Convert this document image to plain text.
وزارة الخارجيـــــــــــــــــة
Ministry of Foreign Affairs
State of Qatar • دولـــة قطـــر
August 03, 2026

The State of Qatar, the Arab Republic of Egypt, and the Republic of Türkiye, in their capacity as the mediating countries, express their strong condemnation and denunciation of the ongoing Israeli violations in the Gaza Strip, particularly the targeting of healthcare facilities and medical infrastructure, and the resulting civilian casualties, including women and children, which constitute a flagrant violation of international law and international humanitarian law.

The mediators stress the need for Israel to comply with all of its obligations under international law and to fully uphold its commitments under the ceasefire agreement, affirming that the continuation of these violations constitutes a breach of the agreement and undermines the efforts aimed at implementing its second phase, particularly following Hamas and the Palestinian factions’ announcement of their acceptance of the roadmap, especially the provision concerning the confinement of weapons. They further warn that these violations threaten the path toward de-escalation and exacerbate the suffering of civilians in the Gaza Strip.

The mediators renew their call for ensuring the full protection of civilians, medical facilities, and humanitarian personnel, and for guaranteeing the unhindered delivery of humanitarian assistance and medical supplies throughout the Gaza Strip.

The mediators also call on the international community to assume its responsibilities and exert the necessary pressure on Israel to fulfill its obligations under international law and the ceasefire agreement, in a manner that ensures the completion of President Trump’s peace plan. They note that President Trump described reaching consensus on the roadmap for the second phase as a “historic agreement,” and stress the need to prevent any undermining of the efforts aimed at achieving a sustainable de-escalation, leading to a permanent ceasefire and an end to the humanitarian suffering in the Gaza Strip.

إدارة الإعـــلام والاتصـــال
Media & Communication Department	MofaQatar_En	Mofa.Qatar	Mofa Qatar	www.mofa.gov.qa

***

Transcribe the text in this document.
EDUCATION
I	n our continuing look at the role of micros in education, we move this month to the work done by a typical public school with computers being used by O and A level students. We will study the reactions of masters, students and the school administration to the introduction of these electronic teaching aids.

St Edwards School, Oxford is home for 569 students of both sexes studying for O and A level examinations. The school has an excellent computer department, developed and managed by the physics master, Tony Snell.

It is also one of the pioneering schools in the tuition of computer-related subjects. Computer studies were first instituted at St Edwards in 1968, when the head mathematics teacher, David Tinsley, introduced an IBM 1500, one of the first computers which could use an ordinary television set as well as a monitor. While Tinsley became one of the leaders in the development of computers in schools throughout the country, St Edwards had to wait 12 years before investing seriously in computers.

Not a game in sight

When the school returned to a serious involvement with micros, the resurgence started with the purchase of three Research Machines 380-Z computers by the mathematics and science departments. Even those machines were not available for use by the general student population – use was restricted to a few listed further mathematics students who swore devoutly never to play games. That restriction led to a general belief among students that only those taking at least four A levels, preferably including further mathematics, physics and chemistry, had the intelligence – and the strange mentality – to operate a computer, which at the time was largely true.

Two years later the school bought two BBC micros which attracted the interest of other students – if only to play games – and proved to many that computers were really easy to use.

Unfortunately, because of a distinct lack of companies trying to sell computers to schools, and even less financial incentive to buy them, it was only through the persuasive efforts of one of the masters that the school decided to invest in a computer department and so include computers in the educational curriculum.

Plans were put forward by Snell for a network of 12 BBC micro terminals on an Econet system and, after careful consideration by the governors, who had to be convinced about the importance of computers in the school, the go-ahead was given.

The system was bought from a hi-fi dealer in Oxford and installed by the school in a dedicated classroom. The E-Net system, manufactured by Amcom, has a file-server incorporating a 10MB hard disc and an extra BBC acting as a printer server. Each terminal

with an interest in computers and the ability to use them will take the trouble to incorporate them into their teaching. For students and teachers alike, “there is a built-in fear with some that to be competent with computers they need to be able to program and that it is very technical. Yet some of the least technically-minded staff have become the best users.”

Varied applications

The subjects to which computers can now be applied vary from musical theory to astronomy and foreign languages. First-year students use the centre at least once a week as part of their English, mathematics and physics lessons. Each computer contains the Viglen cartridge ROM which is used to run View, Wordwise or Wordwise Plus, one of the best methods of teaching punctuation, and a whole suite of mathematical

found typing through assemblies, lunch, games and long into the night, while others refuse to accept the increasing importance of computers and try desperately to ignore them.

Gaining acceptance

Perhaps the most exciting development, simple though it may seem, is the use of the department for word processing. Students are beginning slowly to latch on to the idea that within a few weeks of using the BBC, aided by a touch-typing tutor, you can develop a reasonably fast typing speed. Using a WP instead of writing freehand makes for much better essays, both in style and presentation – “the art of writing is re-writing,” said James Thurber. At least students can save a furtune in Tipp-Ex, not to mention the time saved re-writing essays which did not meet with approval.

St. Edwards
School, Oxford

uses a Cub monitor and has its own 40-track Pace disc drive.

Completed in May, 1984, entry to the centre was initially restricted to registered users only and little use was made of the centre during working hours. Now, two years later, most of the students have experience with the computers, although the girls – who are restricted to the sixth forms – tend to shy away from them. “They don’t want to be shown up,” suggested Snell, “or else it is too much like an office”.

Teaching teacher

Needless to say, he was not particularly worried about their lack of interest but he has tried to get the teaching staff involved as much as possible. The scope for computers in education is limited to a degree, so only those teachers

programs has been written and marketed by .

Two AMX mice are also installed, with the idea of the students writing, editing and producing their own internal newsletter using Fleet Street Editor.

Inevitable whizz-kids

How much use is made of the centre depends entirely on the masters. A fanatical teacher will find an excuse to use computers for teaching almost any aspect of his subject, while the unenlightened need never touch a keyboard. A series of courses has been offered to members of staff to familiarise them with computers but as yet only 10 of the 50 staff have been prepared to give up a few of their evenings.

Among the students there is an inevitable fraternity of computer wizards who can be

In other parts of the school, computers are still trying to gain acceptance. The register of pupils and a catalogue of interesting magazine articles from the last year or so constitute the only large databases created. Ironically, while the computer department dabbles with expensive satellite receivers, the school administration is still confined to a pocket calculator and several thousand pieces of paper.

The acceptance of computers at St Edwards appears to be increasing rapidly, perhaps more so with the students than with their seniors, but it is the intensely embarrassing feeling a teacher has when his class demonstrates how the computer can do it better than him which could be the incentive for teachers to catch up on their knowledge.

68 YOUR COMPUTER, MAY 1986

***

- [Stated exercise]: Pull out all lines containing the word "disc" from the entries above.

- [Result of the exercise]:
The system was bought from a hi-fi dealer in Oxford and installed by the school in a dedicated classroom. The E-Net system, manufactured by Amcom, has a file-server incorporating a 10MB hard disc and an extra BBC acting as a printer server. Each terminal
uses a Cub monitor and has its own 40-track Pace disc drive.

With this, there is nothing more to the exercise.